**Task**. Review the material line by line. Identify and copy every line that contains the string "西安兵马俑".
>> Start Data listing
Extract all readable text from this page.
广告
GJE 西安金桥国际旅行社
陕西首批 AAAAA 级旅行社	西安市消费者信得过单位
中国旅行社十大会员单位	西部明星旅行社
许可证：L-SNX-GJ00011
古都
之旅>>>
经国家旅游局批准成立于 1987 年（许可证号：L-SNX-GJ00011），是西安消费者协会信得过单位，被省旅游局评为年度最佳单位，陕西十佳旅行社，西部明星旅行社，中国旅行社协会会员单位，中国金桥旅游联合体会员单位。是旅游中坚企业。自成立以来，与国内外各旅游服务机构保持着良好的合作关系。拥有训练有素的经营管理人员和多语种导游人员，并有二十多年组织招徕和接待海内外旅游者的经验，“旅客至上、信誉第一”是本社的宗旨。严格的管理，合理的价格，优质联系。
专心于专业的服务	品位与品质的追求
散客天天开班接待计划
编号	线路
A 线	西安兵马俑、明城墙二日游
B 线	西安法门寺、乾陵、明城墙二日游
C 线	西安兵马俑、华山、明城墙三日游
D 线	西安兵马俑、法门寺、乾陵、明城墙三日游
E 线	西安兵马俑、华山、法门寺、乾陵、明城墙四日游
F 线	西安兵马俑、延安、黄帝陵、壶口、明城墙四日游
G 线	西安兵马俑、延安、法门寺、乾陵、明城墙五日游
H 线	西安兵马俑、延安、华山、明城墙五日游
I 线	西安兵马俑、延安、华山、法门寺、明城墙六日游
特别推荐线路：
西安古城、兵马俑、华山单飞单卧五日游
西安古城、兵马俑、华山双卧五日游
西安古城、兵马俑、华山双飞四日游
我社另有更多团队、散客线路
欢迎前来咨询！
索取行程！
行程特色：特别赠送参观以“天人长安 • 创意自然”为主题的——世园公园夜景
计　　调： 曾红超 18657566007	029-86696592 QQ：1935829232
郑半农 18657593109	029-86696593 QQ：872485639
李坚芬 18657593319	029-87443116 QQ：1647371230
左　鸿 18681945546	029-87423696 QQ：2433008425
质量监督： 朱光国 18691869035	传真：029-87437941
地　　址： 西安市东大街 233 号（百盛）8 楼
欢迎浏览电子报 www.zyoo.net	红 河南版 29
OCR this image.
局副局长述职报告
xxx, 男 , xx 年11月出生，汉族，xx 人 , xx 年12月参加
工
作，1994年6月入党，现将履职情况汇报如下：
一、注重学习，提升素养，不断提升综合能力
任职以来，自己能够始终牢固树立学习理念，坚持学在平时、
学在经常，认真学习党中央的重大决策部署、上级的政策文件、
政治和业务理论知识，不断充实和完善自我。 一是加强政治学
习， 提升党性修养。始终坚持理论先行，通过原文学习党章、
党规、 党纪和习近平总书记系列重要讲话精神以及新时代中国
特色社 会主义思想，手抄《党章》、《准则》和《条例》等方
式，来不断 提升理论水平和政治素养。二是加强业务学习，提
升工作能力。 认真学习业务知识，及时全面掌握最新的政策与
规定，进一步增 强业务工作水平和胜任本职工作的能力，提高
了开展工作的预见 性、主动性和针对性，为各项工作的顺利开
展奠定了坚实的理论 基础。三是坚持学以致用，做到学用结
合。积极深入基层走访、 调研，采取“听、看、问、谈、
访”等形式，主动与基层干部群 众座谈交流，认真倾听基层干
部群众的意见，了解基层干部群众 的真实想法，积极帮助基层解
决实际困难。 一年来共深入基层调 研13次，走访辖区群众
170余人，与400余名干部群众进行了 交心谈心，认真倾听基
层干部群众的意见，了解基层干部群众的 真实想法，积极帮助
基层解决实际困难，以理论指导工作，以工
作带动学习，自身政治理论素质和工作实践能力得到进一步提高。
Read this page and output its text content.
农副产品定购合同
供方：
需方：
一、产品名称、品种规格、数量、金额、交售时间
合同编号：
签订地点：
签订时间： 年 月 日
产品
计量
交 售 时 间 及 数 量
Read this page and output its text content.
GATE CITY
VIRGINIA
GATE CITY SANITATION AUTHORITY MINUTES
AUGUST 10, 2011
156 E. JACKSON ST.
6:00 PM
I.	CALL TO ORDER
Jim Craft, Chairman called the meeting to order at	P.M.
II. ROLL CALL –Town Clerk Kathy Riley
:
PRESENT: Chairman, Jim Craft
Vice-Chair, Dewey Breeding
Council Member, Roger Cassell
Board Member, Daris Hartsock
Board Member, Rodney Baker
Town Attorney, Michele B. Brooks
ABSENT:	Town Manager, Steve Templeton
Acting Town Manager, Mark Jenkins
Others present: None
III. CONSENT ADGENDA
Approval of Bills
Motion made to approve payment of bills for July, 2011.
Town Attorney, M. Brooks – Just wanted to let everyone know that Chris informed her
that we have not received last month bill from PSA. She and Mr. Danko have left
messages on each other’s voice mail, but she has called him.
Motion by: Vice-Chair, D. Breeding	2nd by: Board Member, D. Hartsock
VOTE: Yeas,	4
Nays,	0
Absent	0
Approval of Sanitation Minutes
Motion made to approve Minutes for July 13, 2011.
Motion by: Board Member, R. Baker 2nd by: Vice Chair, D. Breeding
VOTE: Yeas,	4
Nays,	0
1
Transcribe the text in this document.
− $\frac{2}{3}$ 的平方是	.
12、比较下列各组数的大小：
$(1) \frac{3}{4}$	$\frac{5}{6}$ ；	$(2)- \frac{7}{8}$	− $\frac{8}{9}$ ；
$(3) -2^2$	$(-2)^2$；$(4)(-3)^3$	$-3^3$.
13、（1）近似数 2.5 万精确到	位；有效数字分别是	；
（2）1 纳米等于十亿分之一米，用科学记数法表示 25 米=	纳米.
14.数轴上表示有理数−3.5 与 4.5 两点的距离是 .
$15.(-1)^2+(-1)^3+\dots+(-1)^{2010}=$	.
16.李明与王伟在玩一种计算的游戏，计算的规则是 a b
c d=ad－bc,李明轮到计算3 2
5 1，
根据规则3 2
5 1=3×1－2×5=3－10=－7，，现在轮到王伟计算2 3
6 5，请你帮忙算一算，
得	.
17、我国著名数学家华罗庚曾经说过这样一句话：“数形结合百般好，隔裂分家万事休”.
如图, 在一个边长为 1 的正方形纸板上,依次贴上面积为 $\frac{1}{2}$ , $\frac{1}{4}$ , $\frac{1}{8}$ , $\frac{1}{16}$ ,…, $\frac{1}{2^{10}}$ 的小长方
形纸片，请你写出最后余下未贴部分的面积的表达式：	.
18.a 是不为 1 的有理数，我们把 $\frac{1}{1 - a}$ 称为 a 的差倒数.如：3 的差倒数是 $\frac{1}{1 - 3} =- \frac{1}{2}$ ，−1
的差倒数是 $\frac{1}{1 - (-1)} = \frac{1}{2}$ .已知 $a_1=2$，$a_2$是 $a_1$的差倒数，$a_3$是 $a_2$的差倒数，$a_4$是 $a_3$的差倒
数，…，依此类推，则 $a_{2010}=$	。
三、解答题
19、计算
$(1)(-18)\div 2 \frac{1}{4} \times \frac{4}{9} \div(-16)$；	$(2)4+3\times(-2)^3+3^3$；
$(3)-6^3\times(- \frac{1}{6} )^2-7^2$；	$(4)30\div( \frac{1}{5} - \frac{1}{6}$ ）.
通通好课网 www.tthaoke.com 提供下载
>> End Data listing
**Complete response**.
A 线	西安兵马俑、明城墙二日游
C 线	西安兵马俑、华山、明城墙三日游
D 线	西安兵马俑、法门寺、乾陵、明城墙三日游
E 线	西安兵马俑、华山、法门寺、乾陵、明城墙四日游
F 线	西安兵马俑、延安、黄帝陵、壶口、明城墙四日游
G 线	西安兵马俑、延安、法门寺、乾陵、明城墙五日游
H 线	西安兵马俑、延安、华山、明城墙五日游
I 线	西安兵马俑、延安、华山、法门寺、明城墙六日游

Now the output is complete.